Given instruction ▸ Work through the data line by line, gathering every line that has the word "Sára".

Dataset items
******************************

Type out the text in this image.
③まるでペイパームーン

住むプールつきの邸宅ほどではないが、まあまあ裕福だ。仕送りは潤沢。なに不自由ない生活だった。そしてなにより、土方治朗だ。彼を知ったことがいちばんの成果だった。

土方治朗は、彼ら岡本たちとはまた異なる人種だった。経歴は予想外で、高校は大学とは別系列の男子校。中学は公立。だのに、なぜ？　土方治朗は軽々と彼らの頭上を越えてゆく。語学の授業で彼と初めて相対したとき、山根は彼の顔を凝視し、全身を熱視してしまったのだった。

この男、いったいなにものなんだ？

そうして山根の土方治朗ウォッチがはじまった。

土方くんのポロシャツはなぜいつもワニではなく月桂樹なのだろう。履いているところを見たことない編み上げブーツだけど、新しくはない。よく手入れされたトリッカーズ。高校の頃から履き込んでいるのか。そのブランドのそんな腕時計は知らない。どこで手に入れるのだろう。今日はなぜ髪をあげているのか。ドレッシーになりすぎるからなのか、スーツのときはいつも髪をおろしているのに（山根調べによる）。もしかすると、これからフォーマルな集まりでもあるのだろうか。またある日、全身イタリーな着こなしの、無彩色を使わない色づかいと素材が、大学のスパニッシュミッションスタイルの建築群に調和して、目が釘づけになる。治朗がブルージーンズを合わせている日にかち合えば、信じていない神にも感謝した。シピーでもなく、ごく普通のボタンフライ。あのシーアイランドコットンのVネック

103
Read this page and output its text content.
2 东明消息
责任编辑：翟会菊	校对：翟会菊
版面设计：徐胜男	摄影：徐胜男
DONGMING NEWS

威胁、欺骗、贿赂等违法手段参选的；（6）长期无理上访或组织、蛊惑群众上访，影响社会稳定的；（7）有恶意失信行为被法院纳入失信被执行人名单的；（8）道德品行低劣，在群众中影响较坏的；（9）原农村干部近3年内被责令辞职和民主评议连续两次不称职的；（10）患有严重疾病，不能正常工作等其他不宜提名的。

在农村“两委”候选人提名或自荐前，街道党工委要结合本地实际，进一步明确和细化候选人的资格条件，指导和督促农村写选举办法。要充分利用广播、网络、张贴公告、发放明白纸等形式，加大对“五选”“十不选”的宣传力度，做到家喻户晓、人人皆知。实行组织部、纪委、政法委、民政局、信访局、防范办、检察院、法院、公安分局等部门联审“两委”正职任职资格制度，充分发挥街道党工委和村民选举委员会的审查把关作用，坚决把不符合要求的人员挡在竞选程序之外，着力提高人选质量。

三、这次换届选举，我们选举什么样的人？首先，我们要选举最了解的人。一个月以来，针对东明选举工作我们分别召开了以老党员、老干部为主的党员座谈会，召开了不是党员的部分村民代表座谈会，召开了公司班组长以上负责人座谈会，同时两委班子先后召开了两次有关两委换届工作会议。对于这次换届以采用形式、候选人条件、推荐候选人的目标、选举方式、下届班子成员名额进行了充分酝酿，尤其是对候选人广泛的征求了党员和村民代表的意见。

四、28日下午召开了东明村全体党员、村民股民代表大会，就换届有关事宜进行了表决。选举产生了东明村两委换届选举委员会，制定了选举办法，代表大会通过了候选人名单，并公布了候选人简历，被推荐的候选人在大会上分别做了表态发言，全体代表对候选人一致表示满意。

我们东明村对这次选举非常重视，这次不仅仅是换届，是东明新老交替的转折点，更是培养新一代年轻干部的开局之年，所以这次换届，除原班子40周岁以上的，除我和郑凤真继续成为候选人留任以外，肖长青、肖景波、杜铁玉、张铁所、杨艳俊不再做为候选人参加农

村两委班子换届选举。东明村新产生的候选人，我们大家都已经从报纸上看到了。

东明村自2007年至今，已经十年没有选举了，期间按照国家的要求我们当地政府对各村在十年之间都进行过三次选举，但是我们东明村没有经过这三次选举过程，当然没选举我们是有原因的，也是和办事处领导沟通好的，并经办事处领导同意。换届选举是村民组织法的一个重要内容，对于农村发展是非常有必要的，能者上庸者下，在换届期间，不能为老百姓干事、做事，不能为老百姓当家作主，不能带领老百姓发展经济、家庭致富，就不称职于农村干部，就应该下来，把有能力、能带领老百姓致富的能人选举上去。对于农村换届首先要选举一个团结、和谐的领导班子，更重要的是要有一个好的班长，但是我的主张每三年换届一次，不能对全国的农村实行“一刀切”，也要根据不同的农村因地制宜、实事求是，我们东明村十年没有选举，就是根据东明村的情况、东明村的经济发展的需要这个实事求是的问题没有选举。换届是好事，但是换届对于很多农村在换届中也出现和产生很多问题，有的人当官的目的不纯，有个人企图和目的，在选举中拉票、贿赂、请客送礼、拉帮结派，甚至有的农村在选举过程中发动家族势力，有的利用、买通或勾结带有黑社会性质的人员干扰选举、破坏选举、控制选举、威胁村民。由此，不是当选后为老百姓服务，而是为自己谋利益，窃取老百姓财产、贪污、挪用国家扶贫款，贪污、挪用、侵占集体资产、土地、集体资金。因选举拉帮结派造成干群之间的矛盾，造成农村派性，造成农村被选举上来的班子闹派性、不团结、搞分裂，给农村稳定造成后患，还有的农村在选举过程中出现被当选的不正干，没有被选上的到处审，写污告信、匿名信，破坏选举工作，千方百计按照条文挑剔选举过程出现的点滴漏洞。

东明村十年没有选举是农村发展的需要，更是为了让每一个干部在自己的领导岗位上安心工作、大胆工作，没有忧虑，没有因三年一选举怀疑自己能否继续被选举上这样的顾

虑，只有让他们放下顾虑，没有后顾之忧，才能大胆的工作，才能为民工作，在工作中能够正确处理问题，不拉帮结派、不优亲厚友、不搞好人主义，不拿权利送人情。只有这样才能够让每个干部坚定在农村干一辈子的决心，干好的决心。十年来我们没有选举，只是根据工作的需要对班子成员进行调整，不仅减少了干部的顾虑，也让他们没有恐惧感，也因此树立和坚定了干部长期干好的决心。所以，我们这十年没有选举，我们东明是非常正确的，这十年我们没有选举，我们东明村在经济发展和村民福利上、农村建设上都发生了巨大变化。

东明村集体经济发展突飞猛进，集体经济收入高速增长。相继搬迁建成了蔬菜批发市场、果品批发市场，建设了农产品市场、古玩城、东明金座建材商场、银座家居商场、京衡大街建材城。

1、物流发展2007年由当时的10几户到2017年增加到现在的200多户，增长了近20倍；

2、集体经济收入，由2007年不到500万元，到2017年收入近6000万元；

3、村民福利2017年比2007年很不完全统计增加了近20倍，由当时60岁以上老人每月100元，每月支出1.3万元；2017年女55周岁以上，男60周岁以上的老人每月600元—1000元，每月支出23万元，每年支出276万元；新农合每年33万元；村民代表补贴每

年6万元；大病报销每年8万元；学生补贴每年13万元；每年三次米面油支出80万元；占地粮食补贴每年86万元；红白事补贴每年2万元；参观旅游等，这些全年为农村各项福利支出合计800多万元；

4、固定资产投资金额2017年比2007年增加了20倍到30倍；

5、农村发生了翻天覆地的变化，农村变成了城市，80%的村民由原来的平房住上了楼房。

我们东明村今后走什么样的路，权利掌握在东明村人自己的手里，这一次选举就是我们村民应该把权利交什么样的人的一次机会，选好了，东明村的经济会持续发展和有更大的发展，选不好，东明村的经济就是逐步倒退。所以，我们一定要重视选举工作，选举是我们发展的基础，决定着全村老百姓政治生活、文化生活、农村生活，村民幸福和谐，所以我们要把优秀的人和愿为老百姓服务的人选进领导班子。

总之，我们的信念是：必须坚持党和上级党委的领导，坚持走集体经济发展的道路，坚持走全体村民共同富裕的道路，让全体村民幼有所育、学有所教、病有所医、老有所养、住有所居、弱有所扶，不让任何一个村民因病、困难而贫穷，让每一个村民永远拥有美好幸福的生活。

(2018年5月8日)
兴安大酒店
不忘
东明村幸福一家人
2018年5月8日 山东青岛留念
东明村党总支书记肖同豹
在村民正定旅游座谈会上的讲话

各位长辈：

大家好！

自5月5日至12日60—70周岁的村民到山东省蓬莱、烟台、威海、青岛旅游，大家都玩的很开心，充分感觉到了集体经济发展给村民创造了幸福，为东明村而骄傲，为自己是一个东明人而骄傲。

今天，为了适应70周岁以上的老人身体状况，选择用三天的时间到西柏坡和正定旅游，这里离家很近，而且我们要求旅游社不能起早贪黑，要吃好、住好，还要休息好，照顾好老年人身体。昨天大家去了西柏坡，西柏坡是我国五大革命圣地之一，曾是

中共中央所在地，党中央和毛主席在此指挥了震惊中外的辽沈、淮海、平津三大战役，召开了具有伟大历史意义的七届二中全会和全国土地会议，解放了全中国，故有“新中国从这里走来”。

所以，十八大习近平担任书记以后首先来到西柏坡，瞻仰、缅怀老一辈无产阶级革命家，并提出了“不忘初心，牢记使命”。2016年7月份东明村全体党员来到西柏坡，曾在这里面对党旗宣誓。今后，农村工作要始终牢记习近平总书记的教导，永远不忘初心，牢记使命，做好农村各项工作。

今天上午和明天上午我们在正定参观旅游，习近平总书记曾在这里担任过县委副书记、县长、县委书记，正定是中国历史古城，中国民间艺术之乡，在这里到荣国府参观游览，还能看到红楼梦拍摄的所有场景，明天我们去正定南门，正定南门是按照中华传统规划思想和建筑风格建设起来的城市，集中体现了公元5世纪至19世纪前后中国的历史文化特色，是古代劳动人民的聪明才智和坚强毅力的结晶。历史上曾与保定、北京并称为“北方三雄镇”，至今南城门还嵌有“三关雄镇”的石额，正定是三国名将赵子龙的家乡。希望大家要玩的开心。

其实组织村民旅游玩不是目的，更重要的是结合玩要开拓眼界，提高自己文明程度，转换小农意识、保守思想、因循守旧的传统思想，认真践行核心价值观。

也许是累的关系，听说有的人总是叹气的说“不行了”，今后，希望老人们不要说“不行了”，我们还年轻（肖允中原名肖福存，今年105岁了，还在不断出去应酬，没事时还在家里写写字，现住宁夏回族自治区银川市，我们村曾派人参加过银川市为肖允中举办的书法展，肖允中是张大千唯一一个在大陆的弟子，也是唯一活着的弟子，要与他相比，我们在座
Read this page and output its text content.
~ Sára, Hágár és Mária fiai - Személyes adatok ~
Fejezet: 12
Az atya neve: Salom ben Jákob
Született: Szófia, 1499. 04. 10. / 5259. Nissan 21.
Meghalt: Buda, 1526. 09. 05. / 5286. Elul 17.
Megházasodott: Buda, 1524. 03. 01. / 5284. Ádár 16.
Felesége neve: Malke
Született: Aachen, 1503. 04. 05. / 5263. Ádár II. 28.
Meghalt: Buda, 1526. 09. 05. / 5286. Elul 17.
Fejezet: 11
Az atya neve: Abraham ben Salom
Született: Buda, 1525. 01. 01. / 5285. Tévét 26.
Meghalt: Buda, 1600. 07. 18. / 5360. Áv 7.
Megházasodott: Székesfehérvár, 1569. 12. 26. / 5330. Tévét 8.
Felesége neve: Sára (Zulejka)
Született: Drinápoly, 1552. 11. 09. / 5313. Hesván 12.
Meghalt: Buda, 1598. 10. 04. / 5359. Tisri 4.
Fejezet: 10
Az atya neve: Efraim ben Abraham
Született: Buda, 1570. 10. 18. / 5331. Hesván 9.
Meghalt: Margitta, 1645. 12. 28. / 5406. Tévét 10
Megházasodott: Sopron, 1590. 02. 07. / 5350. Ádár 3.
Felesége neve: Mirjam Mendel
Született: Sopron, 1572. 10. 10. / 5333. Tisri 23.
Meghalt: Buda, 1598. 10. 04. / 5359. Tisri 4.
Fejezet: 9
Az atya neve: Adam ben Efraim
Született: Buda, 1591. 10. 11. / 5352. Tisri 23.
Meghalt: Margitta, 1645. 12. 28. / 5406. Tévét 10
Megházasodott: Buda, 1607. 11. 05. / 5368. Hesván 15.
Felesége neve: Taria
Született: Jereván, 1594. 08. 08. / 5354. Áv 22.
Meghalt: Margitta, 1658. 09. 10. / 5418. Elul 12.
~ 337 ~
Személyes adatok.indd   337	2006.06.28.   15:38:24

******************************

Response to this exercise ▸
~ Sára, Hágár és Mária fiai - Személyes adatok ~
Felesége neve: Sára (Zulejka)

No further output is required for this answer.